PROVIDED MATERIAL ->
====================
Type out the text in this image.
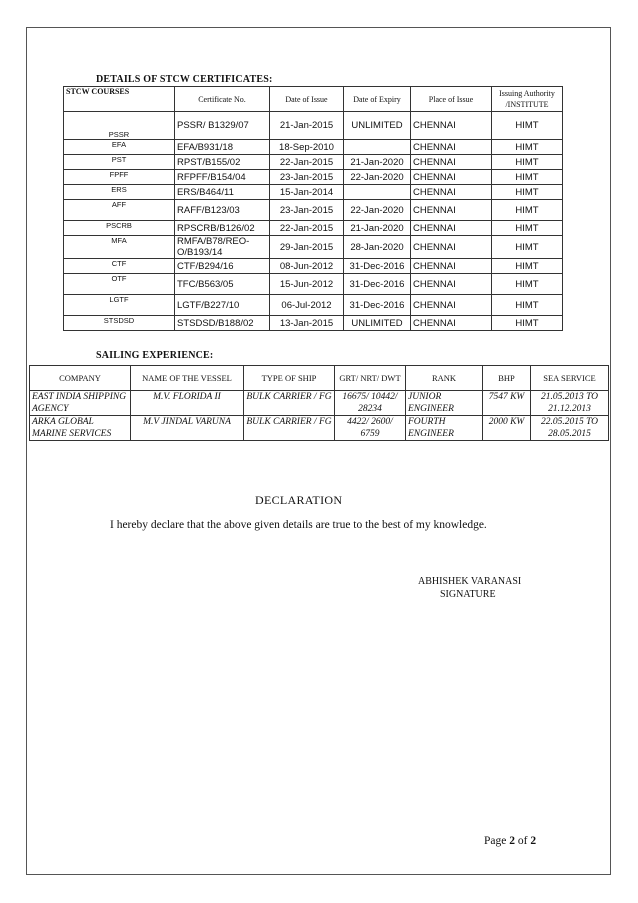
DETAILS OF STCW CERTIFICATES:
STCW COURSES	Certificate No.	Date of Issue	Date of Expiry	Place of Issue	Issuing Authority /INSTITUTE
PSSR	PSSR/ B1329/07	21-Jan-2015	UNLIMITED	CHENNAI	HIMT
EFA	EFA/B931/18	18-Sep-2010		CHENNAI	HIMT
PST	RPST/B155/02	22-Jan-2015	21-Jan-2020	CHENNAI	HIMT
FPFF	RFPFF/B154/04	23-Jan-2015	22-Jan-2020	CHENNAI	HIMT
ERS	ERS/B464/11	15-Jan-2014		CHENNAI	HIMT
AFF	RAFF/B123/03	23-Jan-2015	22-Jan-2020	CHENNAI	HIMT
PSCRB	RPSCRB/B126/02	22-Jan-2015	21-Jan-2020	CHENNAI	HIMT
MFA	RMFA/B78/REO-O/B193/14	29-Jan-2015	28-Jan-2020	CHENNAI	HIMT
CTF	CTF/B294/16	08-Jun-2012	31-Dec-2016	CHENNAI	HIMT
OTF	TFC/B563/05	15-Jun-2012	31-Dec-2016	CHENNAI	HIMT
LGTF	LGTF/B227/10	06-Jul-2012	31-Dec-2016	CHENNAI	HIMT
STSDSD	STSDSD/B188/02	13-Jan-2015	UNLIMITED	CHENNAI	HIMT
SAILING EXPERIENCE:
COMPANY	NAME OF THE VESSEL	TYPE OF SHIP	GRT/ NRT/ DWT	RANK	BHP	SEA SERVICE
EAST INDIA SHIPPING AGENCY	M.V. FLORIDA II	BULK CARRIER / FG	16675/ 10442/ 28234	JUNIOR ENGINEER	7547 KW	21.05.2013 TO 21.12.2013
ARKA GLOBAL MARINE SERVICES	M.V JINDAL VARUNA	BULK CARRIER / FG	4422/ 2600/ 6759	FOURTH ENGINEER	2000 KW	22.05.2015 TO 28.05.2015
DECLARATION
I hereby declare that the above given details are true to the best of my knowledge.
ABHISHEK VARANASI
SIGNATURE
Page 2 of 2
====================
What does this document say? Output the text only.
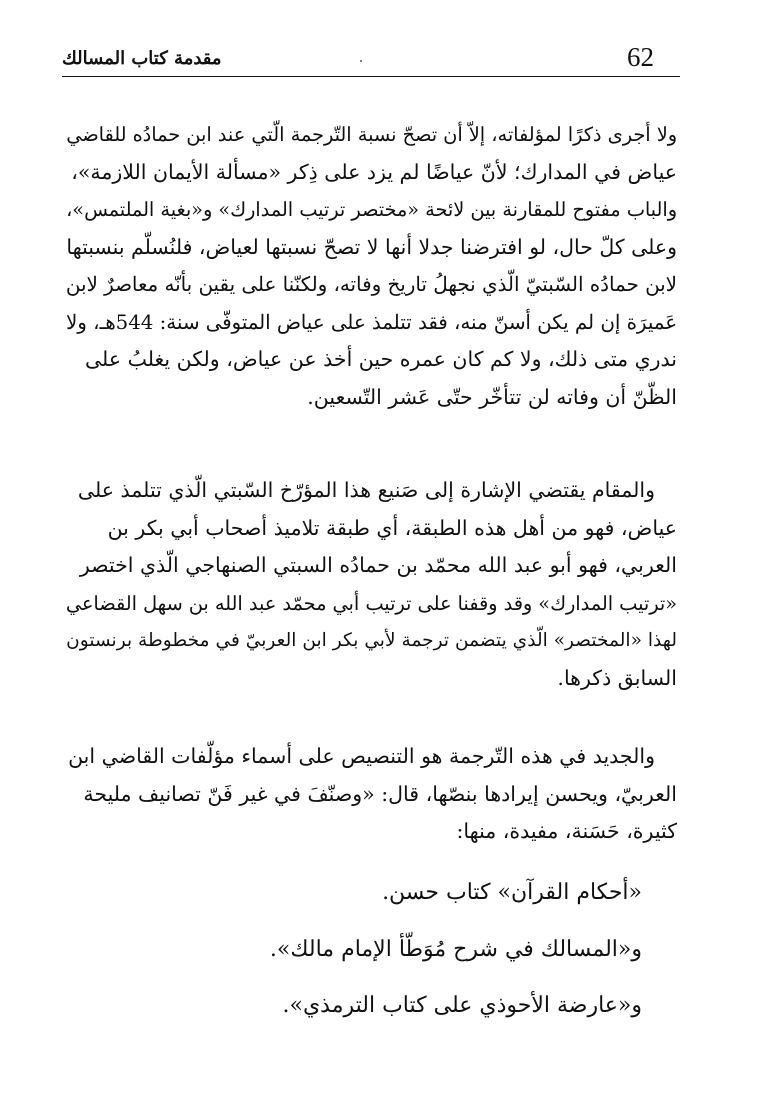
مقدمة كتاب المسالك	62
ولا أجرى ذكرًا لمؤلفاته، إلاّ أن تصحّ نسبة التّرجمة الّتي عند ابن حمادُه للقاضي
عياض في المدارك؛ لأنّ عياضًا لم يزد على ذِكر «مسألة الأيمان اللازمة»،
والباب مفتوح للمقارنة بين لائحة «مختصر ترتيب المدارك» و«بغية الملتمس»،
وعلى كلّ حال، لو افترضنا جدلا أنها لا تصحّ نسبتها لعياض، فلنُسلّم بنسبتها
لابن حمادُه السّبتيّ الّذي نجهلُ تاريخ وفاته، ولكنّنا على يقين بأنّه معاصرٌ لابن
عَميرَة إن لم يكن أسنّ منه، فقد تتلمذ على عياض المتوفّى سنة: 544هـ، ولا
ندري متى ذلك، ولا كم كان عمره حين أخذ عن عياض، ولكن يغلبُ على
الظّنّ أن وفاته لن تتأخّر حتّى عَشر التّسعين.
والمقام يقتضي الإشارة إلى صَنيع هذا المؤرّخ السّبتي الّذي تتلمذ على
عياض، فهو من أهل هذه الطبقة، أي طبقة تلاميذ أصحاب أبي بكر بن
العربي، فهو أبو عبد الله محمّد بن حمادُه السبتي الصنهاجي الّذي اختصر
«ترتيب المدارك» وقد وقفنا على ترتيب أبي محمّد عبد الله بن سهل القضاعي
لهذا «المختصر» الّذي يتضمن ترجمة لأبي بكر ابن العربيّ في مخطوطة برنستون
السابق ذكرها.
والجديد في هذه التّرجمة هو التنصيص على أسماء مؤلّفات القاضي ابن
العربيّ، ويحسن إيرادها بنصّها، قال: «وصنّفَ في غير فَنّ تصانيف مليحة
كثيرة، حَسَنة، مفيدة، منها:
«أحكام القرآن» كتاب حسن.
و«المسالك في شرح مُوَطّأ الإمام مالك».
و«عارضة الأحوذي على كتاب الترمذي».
====================
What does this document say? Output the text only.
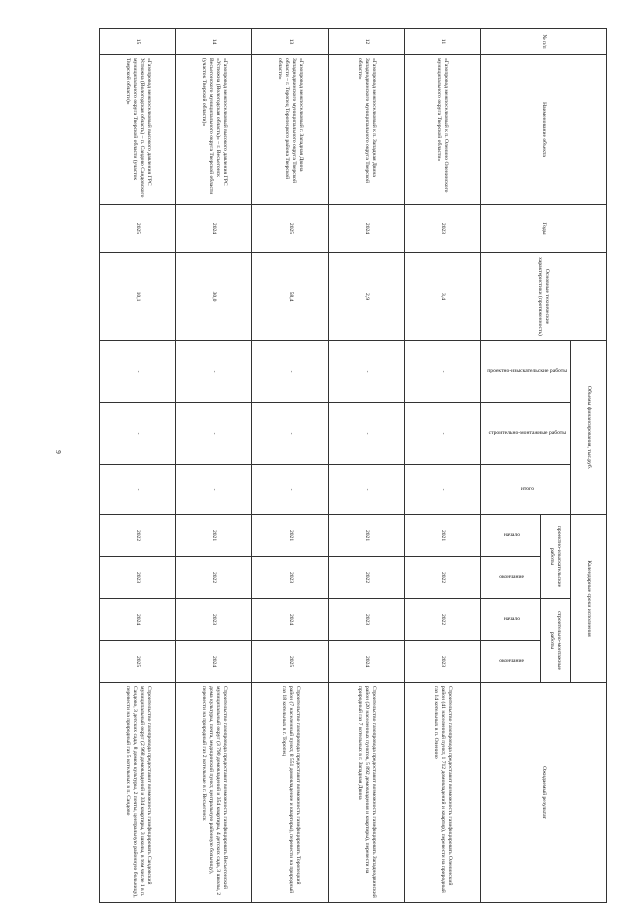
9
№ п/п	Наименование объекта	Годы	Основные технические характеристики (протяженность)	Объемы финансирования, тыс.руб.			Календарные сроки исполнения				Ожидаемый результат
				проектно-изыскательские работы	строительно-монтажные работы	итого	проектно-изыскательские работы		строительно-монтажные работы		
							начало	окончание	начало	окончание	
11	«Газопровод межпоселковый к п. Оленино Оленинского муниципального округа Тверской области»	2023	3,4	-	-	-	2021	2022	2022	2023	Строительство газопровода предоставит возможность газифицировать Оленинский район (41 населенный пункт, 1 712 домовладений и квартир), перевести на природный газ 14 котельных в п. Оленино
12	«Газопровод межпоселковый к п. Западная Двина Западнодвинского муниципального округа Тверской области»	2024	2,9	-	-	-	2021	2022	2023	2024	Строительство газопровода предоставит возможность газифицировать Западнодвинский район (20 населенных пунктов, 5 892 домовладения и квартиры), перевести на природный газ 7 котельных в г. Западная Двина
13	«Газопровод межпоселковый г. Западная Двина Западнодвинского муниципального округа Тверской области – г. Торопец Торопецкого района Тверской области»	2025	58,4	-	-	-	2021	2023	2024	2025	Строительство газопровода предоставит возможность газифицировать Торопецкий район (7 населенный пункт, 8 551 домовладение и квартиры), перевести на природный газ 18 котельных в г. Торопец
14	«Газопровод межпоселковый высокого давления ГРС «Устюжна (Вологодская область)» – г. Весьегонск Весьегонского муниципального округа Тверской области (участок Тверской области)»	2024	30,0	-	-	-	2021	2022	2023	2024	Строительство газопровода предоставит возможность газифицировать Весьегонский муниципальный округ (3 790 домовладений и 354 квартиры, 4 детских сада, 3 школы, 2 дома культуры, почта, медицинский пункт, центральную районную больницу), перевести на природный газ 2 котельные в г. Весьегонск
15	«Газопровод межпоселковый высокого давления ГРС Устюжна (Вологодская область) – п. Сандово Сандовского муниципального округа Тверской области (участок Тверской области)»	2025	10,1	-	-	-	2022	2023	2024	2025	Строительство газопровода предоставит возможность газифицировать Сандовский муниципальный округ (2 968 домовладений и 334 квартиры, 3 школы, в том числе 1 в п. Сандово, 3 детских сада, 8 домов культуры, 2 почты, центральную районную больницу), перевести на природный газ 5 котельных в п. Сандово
====================
TASK TO COMPLETE -> Count every line of the records that holds the string "котельных". Write only the total.

WRITTEN REPLY -> 4